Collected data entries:
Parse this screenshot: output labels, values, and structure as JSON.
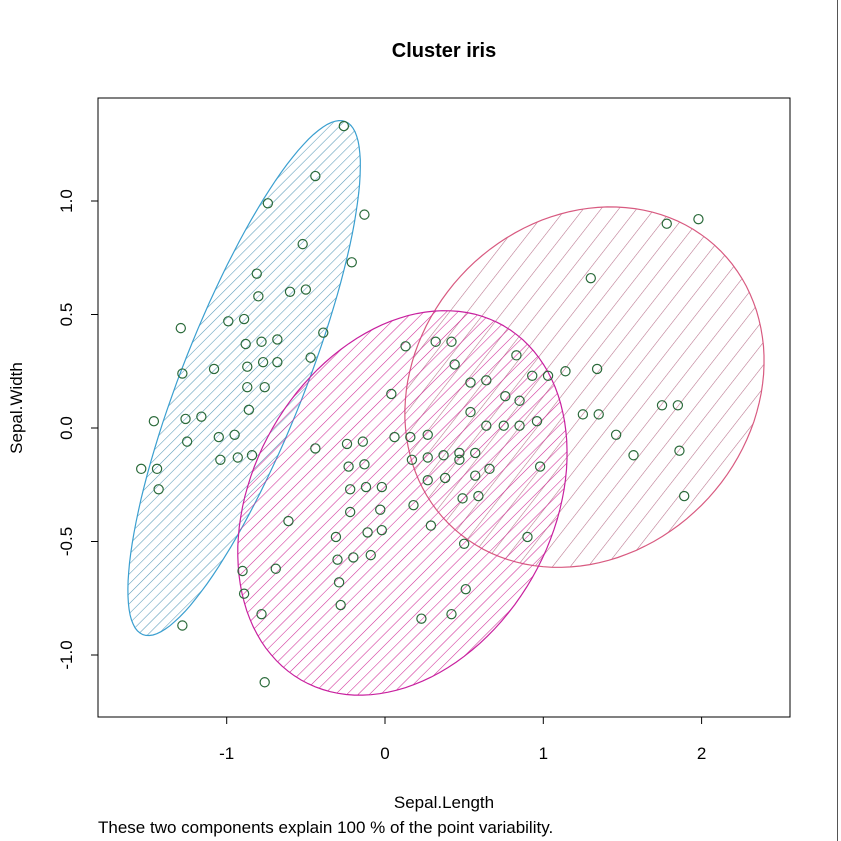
{
  "chart_data": {
    "type": "scatter",
    "title": "Cluster iris",
    "xlabel": "Sepal.Length",
    "ylabel": "Sepal.Width",
    "footnote": "These two components explain 100 % of the point variability.",
    "xlim": [
      -1.81,
      2.56
    ],
    "ylim": [
      -1.27,
      1.45
    ],
    "xticks": [
      -1,
      0,
      1,
      2
    ],
    "xtick_labels": [
      "-1",
      "0",
      "1",
      "2"
    ],
    "yticks": [
      -1.0,
      -0.5,
      0.0,
      0.5,
      1.0
    ],
    "ytick_labels": [
      "-1.0",
      "-0.5",
      "0.0",
      "0.5",
      "1.0"
    ],
    "point_color": "#2a6a3a",
    "clusters": [
      {
        "name": "cluster-1",
        "border_color": "#3a9fd0",
        "hatch_color": "#5a9ab8",
        "ellipse": {
          "center": [
            -0.89,
            0.22
          ],
          "axis_a": [
            0.64,
            1.13
          ],
          "axis_b": [
            0.36,
            -0.1
          ]
        },
        "points": [
          [
            -0.26,
            1.33
          ],
          [
            -0.44,
            1.11
          ],
          [
            -0.74,
            0.99
          ],
          [
            -0.13,
            0.94
          ],
          [
            -0.52,
            0.81
          ],
          [
            -0.21,
            0.73
          ],
          [
            -0.81,
            0.68
          ],
          [
            -0.8,
            0.58
          ],
          [
            -0.6,
            0.6
          ],
          [
            -0.5,
            0.61
          ],
          [
            -1.29,
            0.44
          ],
          [
            -0.99,
            0.47
          ],
          [
            -0.89,
            0.48
          ],
          [
            -0.39,
            0.42
          ],
          [
            -0.78,
            0.38
          ],
          [
            -0.88,
            0.37
          ],
          [
            -0.68,
            0.39
          ],
          [
            -0.47,
            0.31
          ],
          [
            -0.68,
            0.29
          ],
          [
            -0.77,
            0.29
          ],
          [
            -0.87,
            0.27
          ],
          [
            -1.28,
            0.24
          ],
          [
            -1.08,
            0.26
          ],
          [
            -0.76,
            0.18
          ],
          [
            -0.87,
            0.18
          ],
          [
            -0.86,
            0.08
          ],
          [
            -1.16,
            0.05
          ],
          [
            -1.26,
            0.04
          ],
          [
            -1.46,
            0.03
          ],
          [
            -1.05,
            -0.04
          ],
          [
            -0.95,
            -0.03
          ],
          [
            -1.25,
            -0.06
          ],
          [
            -0.84,
            -0.12
          ],
          [
            -0.93,
            -0.13
          ],
          [
            -1.04,
            -0.14
          ],
          [
            -1.54,
            -0.18
          ],
          [
            -1.44,
            -0.18
          ],
          [
            -1.43,
            -0.27
          ],
          [
            -1.28,
            -0.87
          ]
        ]
      },
      {
        "name": "cluster-3",
        "border_color": "#d85a80",
        "hatch_color": "#b8708a",
        "ellipse": {
          "center": [
            1.26,
            0.18
          ],
          "axis_a": [
            0.86,
            0.6
          ],
          "axis_b": [
            0.74,
            -0.52
          ]
        },
        "points": [
          [
            1.78,
            0.9
          ],
          [
            1.98,
            0.92
          ],
          [
            1.3,
            0.66
          ],
          [
            1.34,
            0.26
          ],
          [
            1.14,
            0.25
          ],
          [
            1.03,
            0.23
          ],
          [
            0.93,
            0.23
          ],
          [
            0.83,
            0.32
          ],
          [
            0.64,
            0.21
          ],
          [
            0.54,
            0.2
          ],
          [
            0.44,
            0.28
          ],
          [
            0.64,
            0.01
          ],
          [
            0.76,
            0.14
          ],
          [
            0.85,
            0.12
          ],
          [
            0.96,
            0.03
          ],
          [
            1.25,
            0.06
          ],
          [
            1.35,
            0.06
          ],
          [
            1.46,
            -0.03
          ],
          [
            1.75,
            0.1
          ],
          [
            1.85,
            0.1
          ],
          [
            1.57,
            -0.12
          ],
          [
            1.86,
            -0.1
          ],
          [
            0.98,
            -0.17
          ],
          [
            1.89,
            -0.3
          ],
          [
            0.9,
            -0.48
          ],
          [
            0.5,
            -0.51
          ]
        ]
      },
      {
        "name": "cluster-2",
        "border_color": "#c8209f",
        "hatch_color": "#d02a96",
        "ellipse": {
          "center": [
            0.11,
            -0.33
          ],
          "axis_a": [
            0.64,
            0.78
          ],
          "axis_b": [
            0.82,
            -0.33
          ]
        },
        "points": [
          [
            0.13,
            0.36
          ],
          [
            0.32,
            0.38
          ],
          [
            0.42,
            0.38
          ],
          [
            0.04,
            0.15
          ],
          [
            -0.44,
            -0.09
          ],
          [
            -0.24,
            -0.07
          ],
          [
            -0.14,
            -0.06
          ],
          [
            0.06,
            -0.04
          ],
          [
            0.16,
            -0.04
          ],
          [
            0.27,
            -0.03
          ],
          [
            -0.23,
            -0.17
          ],
          [
            -0.13,
            -0.16
          ],
          [
            -0.22,
            -0.27
          ],
          [
            -0.12,
            -0.26
          ],
          [
            -0.02,
            -0.26
          ],
          [
            -0.03,
            -0.36
          ],
          [
            -0.22,
            -0.37
          ],
          [
            -0.11,
            -0.46
          ],
          [
            -0.02,
            -0.45
          ],
          [
            -0.31,
            -0.48
          ],
          [
            -0.09,
            -0.56
          ],
          [
            -0.2,
            -0.57
          ],
          [
            -0.3,
            -0.58
          ],
          [
            -0.61,
            -0.41
          ],
          [
            -0.69,
            -0.62
          ],
          [
            -0.9,
            -0.63
          ],
          [
            -0.89,
            -0.73
          ],
          [
            -0.29,
            -0.68
          ],
          [
            -0.28,
            -0.78
          ],
          [
            -0.78,
            -0.82
          ],
          [
            -0.76,
            -1.12
          ],
          [
            0.23,
            -0.84
          ],
          [
            0.42,
            -0.82
          ],
          [
            0.51,
            -0.71
          ],
          [
            0.18,
            -0.34
          ],
          [
            0.29,
            -0.43
          ],
          [
            0.17,
            -0.14
          ],
          [
            0.27,
            -0.13
          ],
          [
            0.37,
            -0.12
          ],
          [
            0.47,
            -0.11
          ],
          [
            0.54,
            0.07
          ],
          [
            0.47,
            -0.14
          ],
          [
            0.38,
            -0.22
          ],
          [
            0.27,
            -0.23
          ],
          [
            0.49,
            -0.31
          ],
          [
            0.59,
            -0.3
          ],
          [
            0.57,
            -0.21
          ],
          [
            0.66,
            -0.18
          ],
          [
            0.75,
            0.01
          ],
          [
            0.85,
            0.01
          ],
          [
            0.57,
            -0.11
          ]
        ]
      }
    ]
  }
}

**TASK OBJECTIVE**
Reproduce the full material exactly, excluding the pictures.

**EXPECTED OUTPUT**
Parse this screenshot: output labels, values, and structure as JSON.
{
  "chart_data": {
    "type": "scatter",
    "title": "Cluster iris",
    "xlabel": "Sepal.Length",
    "ylabel": "Sepal.Width",
    "footnote": "These two components explain 100 % of the point variability.",
    "xlim": [
      -1.81,
      2.56
    ],
    "ylim": [
      -1.27,
      1.45
    ],
    "xticks": [
      -1,
      0,
      1,
      2
    ],
    "xtick_labels": [
      "-1",
      "0",
      "1",
      "2"
    ],
    "yticks": [
      -1.0,
      -0.5,
      0.0,
      0.5,
      1.0
    ],
    "ytick_labels": [
      "-1.0",
      "-0.5",
      "0.0",
      "0.5",
      "1.0"
    ],
    "point_color": "#2a6a3a",
    "clusters": [
      {
        "name": "cluster-1",
        "border_color": "#3a9fd0",
        "hatch_color": "#5a9ab8",
        "ellipse": {
          "center": [
            -0.89,
            0.22
          ],
          "axis_a": [
            0.64,
            1.13
          ],
          "axis_b": [
            0.36,
            -0.1
          ]
        },
        "points": [
          [
            -0.26,
            1.33
          ],
          [
            -0.44,
            1.11
          ],
          [
            -0.74,
            0.99
          ],
          [
            -0.13,
            0.94
          ],
          [
            -0.52,
            0.81
          ],
          [
            -0.21,
            0.73
          ],
          [
            -0.81,
            0.68
          ],
          [
            -0.8,
            0.58
          ],
          [
            -0.6,
            0.6
          ],
          [
            -0.5,
            0.61
          ],
          [
            -1.29,
            0.44
          ],
          [
            -0.99,
            0.47
          ],
          [
            -0.89,
            0.48
          ],
          [
            -0.39,
            0.42
          ],
          [
            -0.78,
            0.38
          ],
          [
            -0.88,
            0.37
          ],
          [
            -0.68,
            0.39
          ],
          [
            -0.47,
            0.31
          ],
          [
            -0.68,
            0.29
          ],
          [
            -0.77,
            0.29
          ],
          [
            -0.87,
            0.27
          ],
          [
            -1.28,
            0.24
          ],
          [
            -1.08,
            0.26
          ],
          [
            -0.76,
            0.18
          ],
          [
            -0.87,
            0.18
          ],
          [
            -0.86,
            0.08
          ],
          [
            -1.16,
            0.05
          ],
          [
            -1.26,
            0.04
          ],
          [
            -1.46,
            0.03
          ],
          [
            -1.05,
            -0.04
          ],
          [
            -0.95,
            -0.03
          ],
          [
            -1.25,
            -0.06
          ],
          [
            -0.84,
            -0.12
          ],
          [
            -0.93,
            -0.13
          ],
          [
            -1.04,
            -0.14
          ],
          [
            -1.54,
            -0.18
          ],
          [
            -1.44,
            -0.18
          ],
          [
            -1.43,
            -0.27
          ],
          [
            -1.28,
            -0.87
          ]
        ]
      },
      {
        "name": "cluster-3",
        "border_color": "#d85a80",
        "hatch_color": "#b8708a",
        "ellipse": {
          "center": [
            1.26,
            0.18
          ],
          "axis_a": [
            0.86,
            0.6
          ],
          "axis_b": [
            0.74,
            -0.52
          ]
        },
        "points": [
          [
            1.78,
            0.9
          ],
          [
            1.98,
            0.92
          ],
          [
            1.3,
            0.66
          ],
          [
            1.34,
            0.26
          ],
          [
            1.14,
            0.25
          ],
          [
            1.03,
            0.23
          ],
          [
            0.93,
            0.23
          ],
          [
            0.83,
            0.32
          ],
          [
            0.64,
            0.21
          ],
          [
            0.54,
            0.2
          ],
          [
            0.44,
            0.28
          ],
          [
            0.64,
            0.01
          ],
          [
            0.76,
            0.14
          ],
          [
            0.85,
            0.12
          ],
          [
            0.96,
            0.03
          ],
          [
            1.25,
            0.06
          ],
          [
            1.35,
            0.06
          ],
          [
            1.46,
            -0.03
          ],
          [
            1.75,
            0.1
          ],
          [
            1.85,
            0.1
          ],
          [
            1.57,
            -0.12
          ],
          [
            1.86,
            -0.1
          ],
          [
            0.98,
            -0.17
          ],
          [
            1.89,
            -0.3
          ],
          [
            0.9,
            -0.48
          ],
          [
            0.5,
            -0.51
          ]
        ]
      },
      {
        "name": "cluster-2",
        "border_color": "#c8209f",
        "hatch_color": "#d02a96",
        "ellipse": {
          "center": [
            0.11,
            -0.33
          ],
          "axis_a": [
            0.64,
            0.78
          ],
          "axis_b": [
            0.82,
            -0.33
          ]
        },
        "points": [
          [
            0.13,
            0.36
          ],
          [
            0.32,
            0.38
          ],
          [
            0.42,
            0.38
          ],
          [
            0.04,
            0.15
          ],
          [
            -0.44,
            -0.09
          ],
          [
            -0.24,
            -0.07
          ],
          [
            -0.14,
            -0.06
          ],
          [
            0.06,
            -0.04
          ],
          [
            0.16,
            -0.04
          ],
          [
            0.27,
            -0.03
          ],
          [
            -0.23,
            -0.17
          ],
          [
            -0.13,
            -0.16
          ],
          [
            -0.22,
            -0.27
          ],
          [
            -0.12,
            -0.26
          ],
          [
            -0.02,
            -0.26
          ],
          [
            -0.03,
            -0.36
          ],
          [
            -0.22,
            -0.37
          ],
          [
            -0.11,
            -0.46
          ],
          [
            -0.02,
            -0.45
          ],
          [
            -0.31,
            -0.48
          ],
          [
            -0.09,
            -0.56
          ],
          [
            -0.2,
            -0.57
          ],
          [
            -0.3,
            -0.58
          ],
          [
            -0.61,
            -0.41
          ],
          [
            -0.69,
            -0.62
          ],
          [
            -0.9,
            -0.63
          ],
          [
            -0.89,
            -0.73
          ],
          [
            -0.29,
            -0.68
          ],
          [
            -0.28,
            -0.78
          ],
          [
            -0.78,
            -0.82
          ],
          [
            -0.76,
            -1.12
          ],
          [
            0.23,
            -0.84
          ],
          [
            0.42,
            -0.82
          ],
          [
            0.51,
            -0.71
          ],
          [
            0.18,
            -0.34
          ],
          [
            0.29,
            -0.43
          ],
          [
            0.17,
            -0.14
          ],
          [
            0.27,
            -0.13
          ],
          [
            0.37,
            -0.12
          ],
          [
            0.47,
            -0.11
          ],
          [
            0.54,
            0.07
          ],
          [
            0.47,
            -0.14
          ],
          [
            0.38,
            -0.22
          ],
          [
            0.27,
            -0.23
          ],
          [
            0.49,
            -0.31
          ],
          [
            0.59,
            -0.3
          ],
          [
            0.57,
            -0.21
          ],
          [
            0.66,
            -0.18
          ],
          [
            0.75,
            0.01
          ],
          [
            0.85,
            0.01
          ],
          [
            0.57,
            -0.11
          ]
        ]
      }
    ]
  }
}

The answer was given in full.